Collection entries
::::::::
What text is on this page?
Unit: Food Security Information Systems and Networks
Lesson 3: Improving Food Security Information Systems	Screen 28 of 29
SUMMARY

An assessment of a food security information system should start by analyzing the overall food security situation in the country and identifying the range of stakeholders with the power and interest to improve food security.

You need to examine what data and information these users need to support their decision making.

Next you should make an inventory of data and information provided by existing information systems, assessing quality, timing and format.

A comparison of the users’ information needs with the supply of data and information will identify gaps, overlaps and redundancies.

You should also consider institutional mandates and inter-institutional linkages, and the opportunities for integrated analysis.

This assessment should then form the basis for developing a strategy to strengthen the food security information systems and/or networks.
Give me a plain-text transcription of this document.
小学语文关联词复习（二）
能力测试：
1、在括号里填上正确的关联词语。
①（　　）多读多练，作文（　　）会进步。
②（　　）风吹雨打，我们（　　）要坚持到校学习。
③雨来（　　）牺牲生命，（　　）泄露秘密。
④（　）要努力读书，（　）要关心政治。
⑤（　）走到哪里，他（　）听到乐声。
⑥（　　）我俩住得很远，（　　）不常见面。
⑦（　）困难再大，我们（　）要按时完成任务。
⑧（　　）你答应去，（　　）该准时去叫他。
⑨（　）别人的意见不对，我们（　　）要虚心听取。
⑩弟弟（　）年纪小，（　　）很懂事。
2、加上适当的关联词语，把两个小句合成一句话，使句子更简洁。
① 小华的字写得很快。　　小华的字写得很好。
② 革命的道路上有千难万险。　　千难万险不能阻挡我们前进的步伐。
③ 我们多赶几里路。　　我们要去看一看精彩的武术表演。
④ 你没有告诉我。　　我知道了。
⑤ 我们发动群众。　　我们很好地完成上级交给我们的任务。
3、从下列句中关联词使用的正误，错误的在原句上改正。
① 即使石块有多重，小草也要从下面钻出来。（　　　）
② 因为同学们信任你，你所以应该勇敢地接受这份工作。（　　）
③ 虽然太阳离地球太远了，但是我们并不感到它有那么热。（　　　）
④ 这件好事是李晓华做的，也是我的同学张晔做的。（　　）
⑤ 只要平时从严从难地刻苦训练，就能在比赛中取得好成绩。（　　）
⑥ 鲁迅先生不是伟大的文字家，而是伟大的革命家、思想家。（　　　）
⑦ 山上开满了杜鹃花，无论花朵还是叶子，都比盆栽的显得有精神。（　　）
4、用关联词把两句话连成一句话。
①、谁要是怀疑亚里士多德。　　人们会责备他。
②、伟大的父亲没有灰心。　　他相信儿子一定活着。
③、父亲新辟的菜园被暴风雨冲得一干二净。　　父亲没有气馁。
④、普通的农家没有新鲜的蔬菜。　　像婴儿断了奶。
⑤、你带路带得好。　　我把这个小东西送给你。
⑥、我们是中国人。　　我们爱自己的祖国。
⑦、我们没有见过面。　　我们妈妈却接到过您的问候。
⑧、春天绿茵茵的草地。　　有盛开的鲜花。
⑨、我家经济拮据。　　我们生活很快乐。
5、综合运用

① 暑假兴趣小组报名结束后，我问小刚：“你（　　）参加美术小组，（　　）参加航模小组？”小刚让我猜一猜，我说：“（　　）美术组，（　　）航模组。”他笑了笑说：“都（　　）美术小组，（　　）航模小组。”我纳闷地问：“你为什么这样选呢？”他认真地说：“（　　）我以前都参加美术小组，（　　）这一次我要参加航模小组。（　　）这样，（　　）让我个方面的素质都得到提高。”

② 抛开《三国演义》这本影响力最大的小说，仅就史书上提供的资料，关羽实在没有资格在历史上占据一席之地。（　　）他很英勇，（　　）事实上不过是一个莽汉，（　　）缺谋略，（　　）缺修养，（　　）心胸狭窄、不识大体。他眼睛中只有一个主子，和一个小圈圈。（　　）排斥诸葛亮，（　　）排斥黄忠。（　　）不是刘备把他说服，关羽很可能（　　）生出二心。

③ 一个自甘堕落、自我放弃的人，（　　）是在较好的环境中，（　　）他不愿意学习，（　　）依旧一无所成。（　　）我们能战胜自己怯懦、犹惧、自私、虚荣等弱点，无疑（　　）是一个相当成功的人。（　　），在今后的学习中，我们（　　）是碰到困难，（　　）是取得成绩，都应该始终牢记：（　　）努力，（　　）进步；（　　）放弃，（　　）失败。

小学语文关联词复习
::::::::
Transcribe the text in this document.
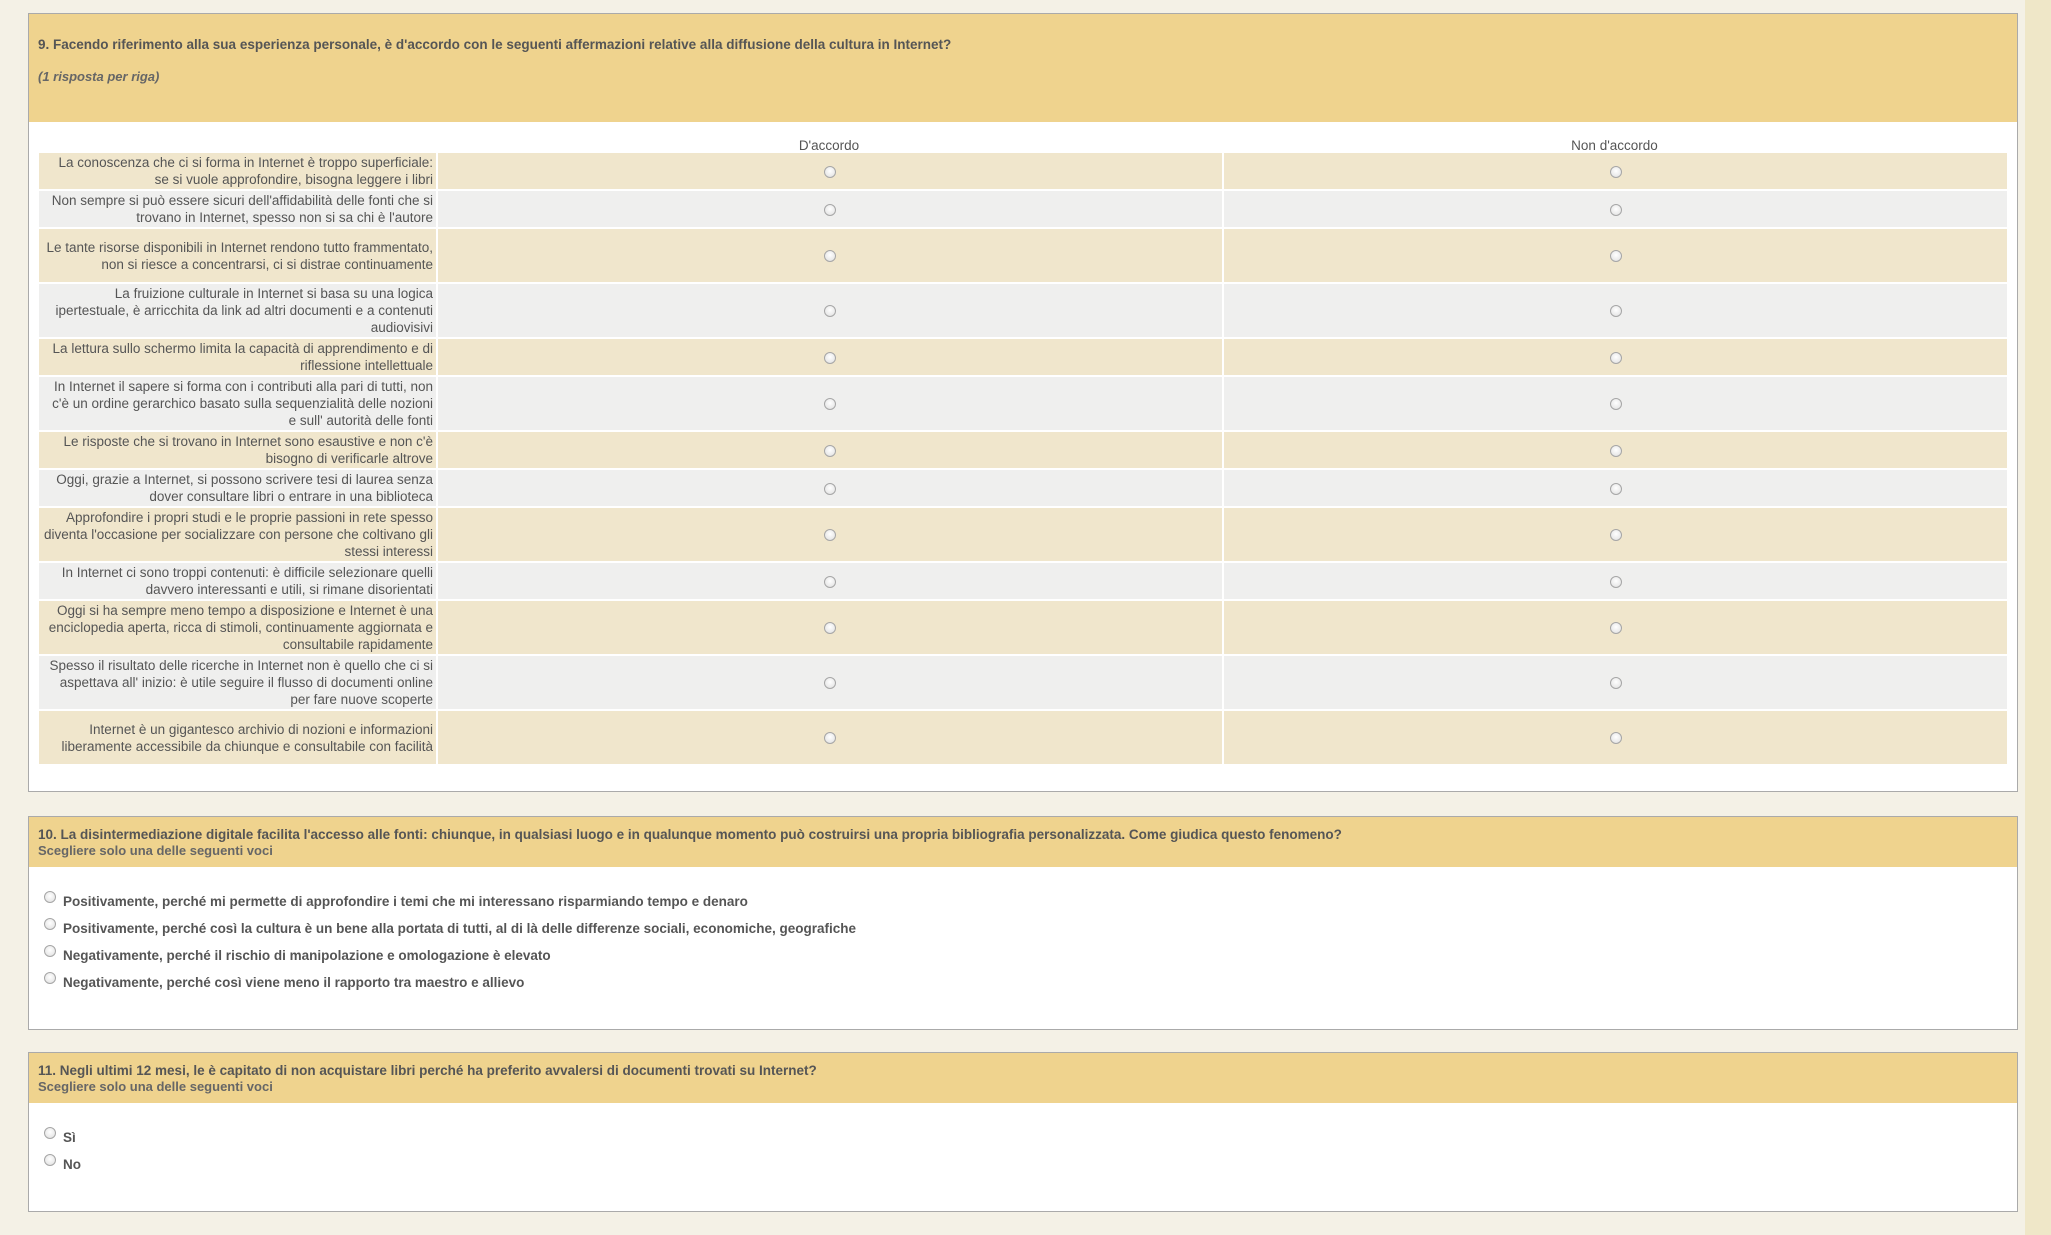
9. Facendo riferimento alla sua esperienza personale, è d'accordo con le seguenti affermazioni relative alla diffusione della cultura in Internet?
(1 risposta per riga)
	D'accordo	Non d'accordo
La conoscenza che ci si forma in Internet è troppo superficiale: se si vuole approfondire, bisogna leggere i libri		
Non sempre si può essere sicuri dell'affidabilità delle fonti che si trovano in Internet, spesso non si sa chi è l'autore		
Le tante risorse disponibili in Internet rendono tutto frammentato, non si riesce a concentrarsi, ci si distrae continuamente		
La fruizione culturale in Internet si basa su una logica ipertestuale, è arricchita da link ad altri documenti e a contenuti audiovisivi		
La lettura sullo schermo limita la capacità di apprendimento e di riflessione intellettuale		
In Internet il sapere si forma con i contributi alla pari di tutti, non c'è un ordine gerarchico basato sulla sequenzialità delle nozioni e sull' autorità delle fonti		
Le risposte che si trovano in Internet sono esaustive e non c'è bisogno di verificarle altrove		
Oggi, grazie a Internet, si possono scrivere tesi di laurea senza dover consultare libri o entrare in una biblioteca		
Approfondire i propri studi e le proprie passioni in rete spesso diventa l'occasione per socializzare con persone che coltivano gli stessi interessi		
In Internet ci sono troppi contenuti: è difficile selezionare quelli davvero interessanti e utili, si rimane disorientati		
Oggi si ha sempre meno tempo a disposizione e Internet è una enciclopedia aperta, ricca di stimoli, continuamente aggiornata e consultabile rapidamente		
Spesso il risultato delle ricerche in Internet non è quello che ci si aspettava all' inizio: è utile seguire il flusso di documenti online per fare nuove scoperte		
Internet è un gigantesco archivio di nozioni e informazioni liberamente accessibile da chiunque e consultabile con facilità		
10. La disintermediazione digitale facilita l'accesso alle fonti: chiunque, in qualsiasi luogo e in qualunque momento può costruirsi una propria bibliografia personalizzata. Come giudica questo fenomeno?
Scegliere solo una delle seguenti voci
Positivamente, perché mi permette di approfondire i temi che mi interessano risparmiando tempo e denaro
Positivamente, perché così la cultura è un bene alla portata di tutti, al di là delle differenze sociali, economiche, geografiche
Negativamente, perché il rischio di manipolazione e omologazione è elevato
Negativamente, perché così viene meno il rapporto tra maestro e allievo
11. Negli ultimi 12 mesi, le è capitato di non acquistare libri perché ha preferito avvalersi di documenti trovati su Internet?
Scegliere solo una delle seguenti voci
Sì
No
::::::::
◆ Work to do
From the entries above, extract each line containing "fonti".

◆ Task output
Non sempre si può essere sicuri dell'affidabilità delle fonti che si trovano in Internet, spesso non si sa chi è l'autore		
In Internet il sapere si forma con i contributi alla pari di tutti, non c'è un ordine gerarchico basato sulla sequenzialità delle nozioni e sull' autorità delle fonti		
10. La disintermediazione digitale facilita l'accesso alle fonti: chiunque, in qualsiasi luogo e in qualunque momento può costruirsi una propria bibliografia personalizzata. Come giudica questo fenomeno?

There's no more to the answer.